▸ **DIRECTIONS FOR THIS TASK**:
Reproduce all of the following records line for line, with nothing altered.

─── INFORMATION SUPPLIED

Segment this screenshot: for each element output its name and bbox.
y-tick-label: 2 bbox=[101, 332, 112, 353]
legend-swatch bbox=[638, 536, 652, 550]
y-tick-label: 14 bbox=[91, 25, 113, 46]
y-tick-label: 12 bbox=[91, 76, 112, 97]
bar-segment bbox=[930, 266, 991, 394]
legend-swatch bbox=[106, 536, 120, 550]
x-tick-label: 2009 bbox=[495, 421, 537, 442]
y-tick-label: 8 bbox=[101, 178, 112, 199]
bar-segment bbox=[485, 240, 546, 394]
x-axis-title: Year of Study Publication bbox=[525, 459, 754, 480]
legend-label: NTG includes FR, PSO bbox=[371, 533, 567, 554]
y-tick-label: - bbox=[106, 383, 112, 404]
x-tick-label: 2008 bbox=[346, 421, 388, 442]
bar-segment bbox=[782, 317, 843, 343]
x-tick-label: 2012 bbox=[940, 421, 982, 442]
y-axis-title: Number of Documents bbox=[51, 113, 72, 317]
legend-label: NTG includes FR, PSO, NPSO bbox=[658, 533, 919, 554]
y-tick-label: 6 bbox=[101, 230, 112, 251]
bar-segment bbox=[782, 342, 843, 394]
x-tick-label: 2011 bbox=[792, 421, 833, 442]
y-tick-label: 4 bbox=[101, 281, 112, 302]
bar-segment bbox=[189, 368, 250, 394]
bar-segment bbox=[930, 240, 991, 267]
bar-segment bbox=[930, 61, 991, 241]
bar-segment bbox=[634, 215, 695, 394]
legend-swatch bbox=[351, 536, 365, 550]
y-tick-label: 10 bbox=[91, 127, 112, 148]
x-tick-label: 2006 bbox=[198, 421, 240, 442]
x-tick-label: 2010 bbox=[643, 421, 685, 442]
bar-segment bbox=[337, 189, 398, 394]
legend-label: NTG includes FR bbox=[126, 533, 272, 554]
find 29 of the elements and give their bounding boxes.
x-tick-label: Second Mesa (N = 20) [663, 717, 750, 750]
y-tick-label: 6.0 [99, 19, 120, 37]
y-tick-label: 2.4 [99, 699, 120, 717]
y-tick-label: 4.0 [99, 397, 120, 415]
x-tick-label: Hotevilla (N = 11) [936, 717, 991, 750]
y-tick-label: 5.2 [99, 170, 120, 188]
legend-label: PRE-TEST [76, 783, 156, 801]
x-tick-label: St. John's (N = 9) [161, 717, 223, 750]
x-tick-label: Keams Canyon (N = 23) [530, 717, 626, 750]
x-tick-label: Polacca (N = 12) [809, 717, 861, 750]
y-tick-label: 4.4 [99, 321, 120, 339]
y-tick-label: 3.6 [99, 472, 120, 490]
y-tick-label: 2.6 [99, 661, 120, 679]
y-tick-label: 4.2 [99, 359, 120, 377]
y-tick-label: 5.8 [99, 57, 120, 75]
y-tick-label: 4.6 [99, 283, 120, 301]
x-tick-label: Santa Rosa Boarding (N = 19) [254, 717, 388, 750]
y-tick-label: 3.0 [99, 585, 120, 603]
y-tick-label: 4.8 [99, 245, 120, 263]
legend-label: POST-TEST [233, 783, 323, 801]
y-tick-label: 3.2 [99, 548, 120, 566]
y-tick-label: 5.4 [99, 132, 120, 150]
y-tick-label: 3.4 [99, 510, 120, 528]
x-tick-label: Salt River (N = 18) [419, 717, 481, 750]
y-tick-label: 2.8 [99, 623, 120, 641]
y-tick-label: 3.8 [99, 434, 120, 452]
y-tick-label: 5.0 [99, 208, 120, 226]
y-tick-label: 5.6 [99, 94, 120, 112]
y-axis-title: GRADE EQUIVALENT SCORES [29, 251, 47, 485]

──────

▸ **EXPECTED ANSWER**:
Segment this screenshot: for each element output its name and bbox.
y-tick-label: 2 bbox=[101, 332, 112, 353]
legend-swatch bbox=[638, 536, 652, 550]
y-tick-label: 14 bbox=[91, 25, 113, 46]
y-tick-label: 12 bbox=[91, 76, 112, 97]
bar-segment bbox=[930, 266, 991, 394]
legend-swatch bbox=[106, 536, 120, 550]
x-tick-label: 2009 bbox=[495, 421, 537, 442]
y-tick-label: 8 bbox=[101, 178, 112, 199]
bar-segment bbox=[485, 240, 546, 394]
x-axis-title: Year of Study Publication bbox=[525, 459, 754, 480]
legend-label: NTG includes FR, PSO bbox=[371, 533, 567, 554]
y-tick-label: - bbox=[106, 383, 112, 404]
x-tick-label: 2008 bbox=[346, 421, 388, 442]
bar-segment bbox=[782, 317, 843, 343]
x-tick-label: 2012 bbox=[940, 421, 982, 442]
y-axis-title: Number of Documents bbox=[51, 113, 72, 317]
legend-label: NTG includes FR, PSO, NPSO bbox=[658, 533, 919, 554]
y-tick-label: 6 bbox=[101, 230, 112, 251]
bar-segment bbox=[782, 342, 843, 394]
x-tick-label: 2011 bbox=[792, 421, 833, 442]
y-tick-label: 4 bbox=[101, 281, 112, 302]
bar-segment bbox=[189, 368, 250, 394]
bar-segment bbox=[930, 240, 991, 267]
bar-segment bbox=[930, 61, 991, 241]
bar-segment bbox=[634, 215, 695, 394]
legend-swatch bbox=[351, 536, 365, 550]
y-tick-label: 10 bbox=[91, 127, 112, 148]
x-tick-label: 2006 bbox=[198, 421, 240, 442]
x-tick-label: 2010 bbox=[643, 421, 685, 442]
bar-segment bbox=[337, 189, 398, 394]
legend-label: NTG includes FR bbox=[126, 533, 272, 554]
find 29 of the elements and give their bounding boxes.
x-tick-label: Second Mesa (N = 20) [663, 717, 750, 750]
y-tick-label: 6.0 [99, 19, 120, 37]
y-tick-label: 2.4 [99, 699, 120, 717]
y-tick-label: 4.0 [99, 397, 120, 415]
x-tick-label: Hotevilla (N = 11) [936, 717, 991, 750]
y-tick-label: 5.2 [99, 170, 120, 188]
legend-label: PRE-TEST [76, 783, 156, 801]
x-tick-label: St. John's (N = 9) [161, 717, 223, 750]
x-tick-label: Keams Canyon (N = 23) [530, 717, 626, 750]
x-tick-label: Polacca (N = 12) [809, 717, 861, 750]
y-tick-label: 4.4 [99, 321, 120, 339]
y-tick-label: 3.6 [99, 472, 120, 490]
y-tick-label: 2.6 [99, 661, 120, 679]
y-tick-label: 4.2 [99, 359, 120, 377]
y-tick-label: 5.8 [99, 57, 120, 75]
y-tick-label: 4.6 [99, 283, 120, 301]
x-tick-label: Santa Rosa Boarding (N = 19) [254, 717, 388, 750]
y-tick-label: 3.0 [99, 585, 120, 603]
y-tick-label: 4.8 [99, 245, 120, 263]
legend-label: POST-TEST [233, 783, 323, 801]
y-tick-label: 3.2 [99, 548, 120, 566]
y-tick-label: 5.4 [99, 132, 120, 150]
y-tick-label: 3.4 [99, 510, 120, 528]
x-tick-label: Salt River (N = 18) [419, 717, 481, 750]
y-tick-label: 2.8 [99, 623, 120, 641]
y-tick-label: 3.8 [99, 434, 120, 452]
y-tick-label: 5.0 [99, 208, 120, 226]
y-tick-label: 5.6 [99, 94, 120, 112]
y-axis-title: GRADE EQUIVALENT SCORES [29, 251, 47, 485]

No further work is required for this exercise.